Written exercise:
Copy out every line exactly, passing over the pictures.

Collected data entries:
+===+
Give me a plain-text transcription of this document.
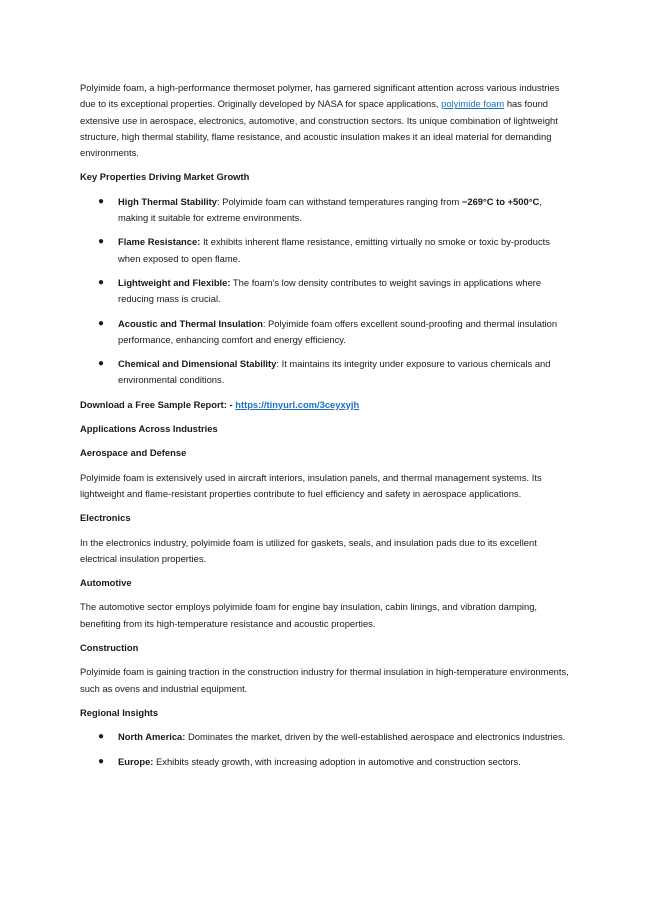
Polyimide foam, a high-performance thermoset polymer, has garnered significant attention across various industries due to its exceptional properties. Originally developed by NASA for space applications, polyimide foam has found extensive use in aerospace, electronics, automotive, and construction sectors. Its unique combination of lightweight structure, high thermal stability, flame resistance, and acoustic insulation makes it an ideal material for demanding environments.

Key Properties Driving Market Growth
● High Thermal Stability: Polyimide foam can withstand temperatures ranging from −269°C to +500°C, making it suitable for extreme environments.
● Flame Resistance: It exhibits inherent flame resistance, emitting virtually no smoke or toxic by-products when exposed to open flame.
● Lightweight and Flexible: The foam's low density contributes to weight savings in applications where reducing mass is crucial.
● Acoustic and Thermal Insulation: Polyimide foam offers excellent sound-proofing and thermal insulation performance, enhancing comfort and energy efficiency.
● Chemical and Dimensional Stability: It maintains its integrity under exposure to various chemicals and environmental conditions.

Download a Free Sample Report: - https://tinyurl.com/3ceyxyjh

Applications Across Industries
Aerospace and Defense

Polyimide foam is extensively used in aircraft interiors, insulation panels, and thermal management systems. Its lightweight and flame-resistant properties contribute to fuel efficiency and safety in aerospace applications.

Electronics

In the electronics industry, polyimide foam is utilized for gaskets, seals, and insulation pads due to its excellent electrical insulation properties.

Automotive

The automotive sector employs polyimide foam for engine bay insulation, cabin linings, and vibration damping, benefiting from its high-temperature resistance and acoustic properties.

Construction

Polyimide foam is gaining traction in the construction industry for thermal insulation in high-temperature environments, such as ovens and industrial equipment.

Regional Insights
● North America: Dominates the market, driven by the well-established aerospace and electronics industries.
● Europe: Exhibits steady growth, with increasing adoption in automotive and construction sectors.
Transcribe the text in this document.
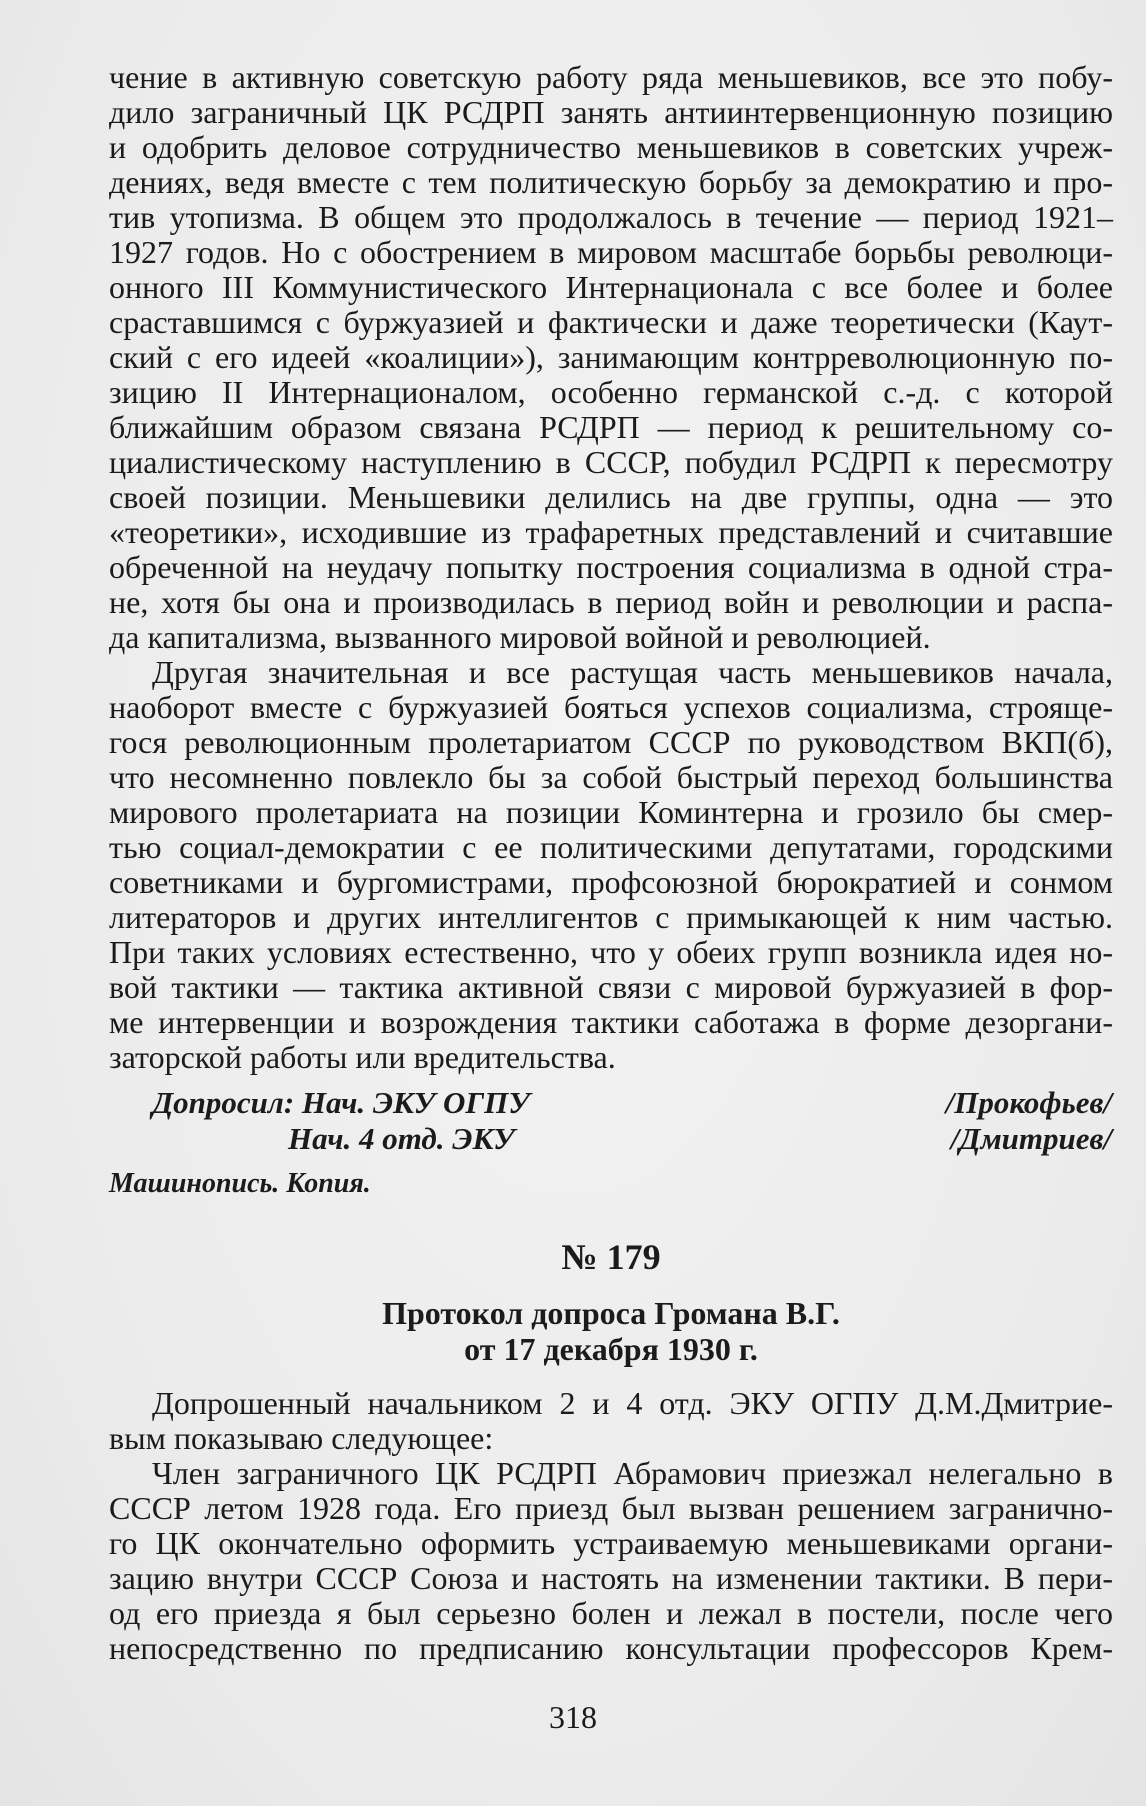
чение в активную советскую работу ряда меньшевиков, все это побу-
дило заграничный ЦК РСДРП занять антиинтервенционную позицию
и одобрить деловое сотрудничество меньшевиков в советских учреж-
дениях, ведя вместе с тем политическую борьбу за демократию и про-
тив утопизма. В общем это продолжалось в течение — период 1921–
1927 годов. Но с обострением в мировом масштабе борьбы революци-
онного III Коммунистического Интернационала с все более и более
сраставшимся с буржуазией и фактически и даже теоретически (Каут-
ский с его идеей «коалиции»), занимающим контрреволюционную по-
зицию II Интернационалом, особенно германской с.-д. с которой
ближайшим образом связана РСДРП — период к решительному со-
циалистическому наступлению в СССР, побудил РСДРП к пересмотру
своей позиции. Меньшевики делились на две группы, одна — это
«теоретики», исходившие из трафаретных представлений и считавшие
обреченной на неудачу попытку построения социализма в одной стра-
не, хотя бы она и производилась в период войн и революции и распа-
да капитализма, вызванного мировой войной и революцией.
Другая значительная и все растущая часть меньшевиков начала,
наоборот вместе с буржуазией бояться успехов социализма, строяще-
гося революционным пролетариатом СССР по руководством ВКП(б),
что несомненно повлекло бы за собой быстрый переход большинства
мирового пролетариата на позиции Коминтерна и грозило бы смер-
тью социал-демократии с ее политическими депутатами, городскими
советниками и бургомистрами, профсоюзной бюрократией и сонмом
литераторов и других интеллигентов с примыкающей к ним частью.
При таких условиях естественно, что у обеих групп возникла идея но-
вой тактики — тактика активной связи с мировой буржуазией в фор-
ме интервенции и возрождения тактики саботажа в форме дезоргани-
заторской работы или вредительства.
Допросил: Нач. ЭКУ ОГПУ	/Прокофьев/
Нач. 4 отд. ЭКУ	/Дмитриев/
Машинопись. Копия.
№ 179
Протокол допроса Громана В.Г.
от 17 декабря 1930 г.
Допрошенный начальником 2 и 4 отд. ЭКУ ОГПУ Д.М.Дмитрие-
вым показываю следующее:
Член заграничного ЦК РСДРП Абрамович приезжал нелегально в
СССР летом 1928 года. Его приезд был вызван решением загранично-
го ЦК окончательно оформить устраиваемую меньшевиками органи-
зацию внутри СССР Союза и настоять на изменении тактики. В пери-
од его приезда я был серьезно болен и лежал в постели, после чего
непосредственно по предписанию консультации профессоров Крем-
318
+===+
Task solution:
Give me a plain-text transcription of this document.
Polyimide foam, a high-performance thermoset polymer, has garnered significant attention across various industries due to its exceptional properties. Originally developed by NASA for space applications, polyimide foam has found extensive use in aerospace, electronics, automotive, and construction sectors. Its unique combination of lightweight structure, high thermal stability, flame resistance, and acoustic insulation makes it an ideal material for demanding environments.

Key Properties Driving Market Growth
● High Thermal Stability: Polyimide foam can withstand temperatures ranging from −269°C to +500°C, making it suitable for extreme environments.
● Flame Resistance: It exhibits inherent flame resistance, emitting virtually no smoke or toxic by-products when exposed to open flame.
● Lightweight and Flexible: The foam's low density contributes to weight savings in applications where reducing mass is crucial.
● Acoustic and Thermal Insulation: Polyimide foam offers excellent sound-proofing and thermal insulation performance, enhancing comfort and energy efficiency.
● Chemical and Dimensional Stability: It maintains its integrity under exposure to various chemicals and environmental conditions.

Download a Free Sample Report: - https://tinyurl.com/3ceyxyjh

Applications Across Industries
Aerospace and Defense

Polyimide foam is extensively used in aircraft interiors, insulation panels, and thermal management systems. Its lightweight and flame-resistant properties contribute to fuel efficiency and safety in aerospace applications.

Electronics

In the electronics industry, polyimide foam is utilized for gaskets, seals, and insulation pads due to its excellent electrical insulation properties.

Automotive

The automotive sector employs polyimide foam for engine bay insulation, cabin linings, and vibration damping, benefiting from its high-temperature resistance and acoustic properties.

Construction

Polyimide foam is gaining traction in the construction industry for thermal insulation in high-temperature environments, such as ovens and industrial equipment.

Regional Insights
● North America: Dominates the market, driven by the well-established aerospace and electronics industries.
● Europe: Exhibits steady growth, with increasing adoption in automotive and construction sectors.
Transcribe the text in this document.
чение в активную советскую работу ряда меньшевиков, все это побу-
дило заграничный ЦК РСДРП занять антиинтервенционную позицию
и одобрить деловое сотрудничество меньшевиков в советских учреж-
дениях, ведя вместе с тем политическую борьбу за демократию и про-
тив утопизма. В общем это продолжалось в течение — период 1921–
1927 годов. Но с обострением в мировом масштабе борьбы революци-
онного III Коммунистического Интернационала с все более и более
сраставшимся с буржуазией и фактически и даже теоретически (Каут-
ский с его идеей «коалиции»), занимающим контрреволюционную по-
зицию II Интернационалом, особенно германской с.-д. с которой
ближайшим образом связана РСДРП — период к решительному со-
циалистическому наступлению в СССР, побудил РСДРП к пересмотру
своей позиции. Меньшевики делились на две группы, одна — это
«теоретики», исходившие из трафаретных представлений и считавшие
обреченной на неудачу попытку построения социализма в одной стра-
не, хотя бы она и производилась в период войн и революции и распа-
да капитализма, вызванного мировой войной и революцией.
Другая значительная и все растущая часть меньшевиков начала,
наоборот вместе с буржуазией бояться успехов социализма, строяще-
гося революционным пролетариатом СССР по руководством ВКП(б),
что несомненно повлекло бы за собой быстрый переход большинства
мирового пролетариата на позиции Коминтерна и грозило бы смер-
тью социал-демократии с ее политическими депутатами, городскими
советниками и бургомистрами, профсоюзной бюрократией и сонмом
литераторов и других интеллигентов с примыкающей к ним частью.
При таких условиях естественно, что у обеих групп возникла идея но-
вой тактики — тактика активной связи с мировой буржуазией в фор-
ме интервенции и возрождения тактики саботажа в форме дезоргани-
заторской работы или вредительства.
Допросил: Нач. ЭКУ ОГПУ	/Прокофьев/
Нач. 4 отд. ЭКУ	/Дмитриев/
Машинопись. Копия.
№ 179
Протокол допроса Громана В.Г.
от 17 декабря 1930 г.
Допрошенный начальником 2 и 4 отд. ЭКУ ОГПУ Д.М.Дмитрие-
вым показываю следующее:
Член заграничного ЦК РСДРП Абрамович приезжал нелегально в
СССР летом 1928 года. Его приезд был вызван решением загранично-
го ЦК окончательно оформить устраиваемую меньшевиками органи-
зацию внутри СССР Союза и настоять на изменении тактики. В пери-
од его приезда я был серьезно болен и лежал в постели, после чего
непосредственно по предписанию консультации профессоров Крем-
318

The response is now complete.